Textabschnitt:
##########

(hpd) In diesen Tagen erschien im Alibri Verlag das Buch von Jürgen Beetz „Denken – Nach-Denken – Handeln. Triviale Einsichten, die niemand befolgt“. Der Ingenieur und Systemanalytiker beschreibt darin in zehn Kapiteln, die auf Erkenntnisse aus Hirnforschung, Naturwissenschaften, Psychologie und Philosophie zurückgreifen, warum wir manchmal anders denken als handeln. hpd interviewte den Autor.
hpd: Herr Beetz, was verstehen Sie unter „Trivialen Einsichten“?
Jürgen Beetz: „Triviale Einsichten“ – damit sind Erkenntnisse gemeint, die wir mit ein wenig Mühe und Nachdenken erlangen können, die oft evident sind, durch unmittelbare Anschauung verständlich, bei denen jeder sofort nickt und sagt: „Ja, so ist es!“
hpd: Warum muss man dann darüber ein Buch schreiben? „Denken“ und „Triviale Einsichten“ ist ja ein relativ allgemeiner Titel...

##########

Bereitgestellte Einträge:

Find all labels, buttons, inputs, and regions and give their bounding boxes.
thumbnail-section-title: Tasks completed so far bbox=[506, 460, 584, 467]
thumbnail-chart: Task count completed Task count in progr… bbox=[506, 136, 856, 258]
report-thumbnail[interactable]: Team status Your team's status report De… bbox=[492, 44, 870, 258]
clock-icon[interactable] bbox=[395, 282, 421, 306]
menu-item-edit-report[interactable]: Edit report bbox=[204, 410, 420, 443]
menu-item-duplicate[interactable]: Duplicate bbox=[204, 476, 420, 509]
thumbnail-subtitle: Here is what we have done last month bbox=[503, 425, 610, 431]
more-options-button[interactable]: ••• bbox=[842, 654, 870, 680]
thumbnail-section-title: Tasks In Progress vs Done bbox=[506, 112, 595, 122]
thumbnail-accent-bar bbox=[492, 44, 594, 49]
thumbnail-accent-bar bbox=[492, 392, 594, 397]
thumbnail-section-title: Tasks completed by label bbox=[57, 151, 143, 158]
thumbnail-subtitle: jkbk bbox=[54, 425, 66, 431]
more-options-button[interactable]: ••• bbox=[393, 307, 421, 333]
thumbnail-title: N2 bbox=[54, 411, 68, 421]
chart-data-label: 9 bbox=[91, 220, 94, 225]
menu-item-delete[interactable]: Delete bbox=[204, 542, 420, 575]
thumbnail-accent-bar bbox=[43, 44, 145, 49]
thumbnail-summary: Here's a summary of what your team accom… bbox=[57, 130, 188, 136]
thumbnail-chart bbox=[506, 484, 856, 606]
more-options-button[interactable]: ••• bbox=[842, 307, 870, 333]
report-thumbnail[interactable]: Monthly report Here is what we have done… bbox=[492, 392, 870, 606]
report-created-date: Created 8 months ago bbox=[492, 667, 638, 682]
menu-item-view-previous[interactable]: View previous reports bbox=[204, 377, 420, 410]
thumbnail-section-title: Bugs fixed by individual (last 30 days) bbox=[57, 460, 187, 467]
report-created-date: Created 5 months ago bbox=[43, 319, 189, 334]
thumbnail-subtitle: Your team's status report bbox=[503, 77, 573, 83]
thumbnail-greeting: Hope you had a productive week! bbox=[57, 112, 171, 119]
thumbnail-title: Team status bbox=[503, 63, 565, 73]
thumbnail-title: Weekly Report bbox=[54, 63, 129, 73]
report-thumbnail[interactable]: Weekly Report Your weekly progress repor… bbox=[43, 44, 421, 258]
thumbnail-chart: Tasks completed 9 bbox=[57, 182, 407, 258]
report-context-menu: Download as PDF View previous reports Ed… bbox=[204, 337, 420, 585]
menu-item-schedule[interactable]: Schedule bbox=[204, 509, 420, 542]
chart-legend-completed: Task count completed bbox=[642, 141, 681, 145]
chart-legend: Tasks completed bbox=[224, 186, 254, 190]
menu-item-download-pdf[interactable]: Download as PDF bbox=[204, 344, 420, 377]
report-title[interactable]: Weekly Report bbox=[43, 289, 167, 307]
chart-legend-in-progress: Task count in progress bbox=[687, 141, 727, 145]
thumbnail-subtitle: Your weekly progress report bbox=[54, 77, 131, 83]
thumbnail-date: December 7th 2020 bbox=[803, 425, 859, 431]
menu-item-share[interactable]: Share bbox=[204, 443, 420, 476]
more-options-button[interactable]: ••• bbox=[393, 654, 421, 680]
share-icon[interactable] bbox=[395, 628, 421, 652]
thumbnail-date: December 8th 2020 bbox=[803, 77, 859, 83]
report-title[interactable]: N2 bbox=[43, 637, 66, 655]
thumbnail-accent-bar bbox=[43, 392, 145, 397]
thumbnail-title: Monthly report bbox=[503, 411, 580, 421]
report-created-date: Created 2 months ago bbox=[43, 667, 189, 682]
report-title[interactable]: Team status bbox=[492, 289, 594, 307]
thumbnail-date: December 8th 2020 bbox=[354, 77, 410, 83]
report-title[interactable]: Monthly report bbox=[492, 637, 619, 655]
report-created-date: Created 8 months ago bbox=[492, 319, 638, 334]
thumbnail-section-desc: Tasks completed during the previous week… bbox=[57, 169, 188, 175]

##########

Schriftliche Aufgabe 1:
Gib bitte den Teil des Interviews, der bei „(hpd) In diesen“ beginnt und bei „interviewte den Autor.“ endet, erneut wieder und tausche dabei „Systemanalytiker“ gegen „Softwareentwickler“ aus.
Schriftliche Aufgabe 2:
In wie vielen Kapiteln beschreibt das im Interview vorgestellte Buch, warum wir manchmal anders denken als handeln?
Die Einträge stehen in keinem Zusammenhang mit dem Interview.

Lösung 1:
(hpd) In diesen Tagen erschien im Alibri Verlag das Buch von Jürgen Beetz „Denken – Nach-Denken – Handeln. Triviale Einsichten, die niemand befolgt“. Der Ingenieur und Softwareentwickler beschreibt darin in zehn Kapiteln, die auf Erkenntnisse aus Hirnforschung, Naturwissenschaften, Psychologie und Philosophie zurückgreifen, warum wir manchmal anders denken als handeln. hpd interviewte den Autor.

Lösung 2:
In zehn Kapiteln.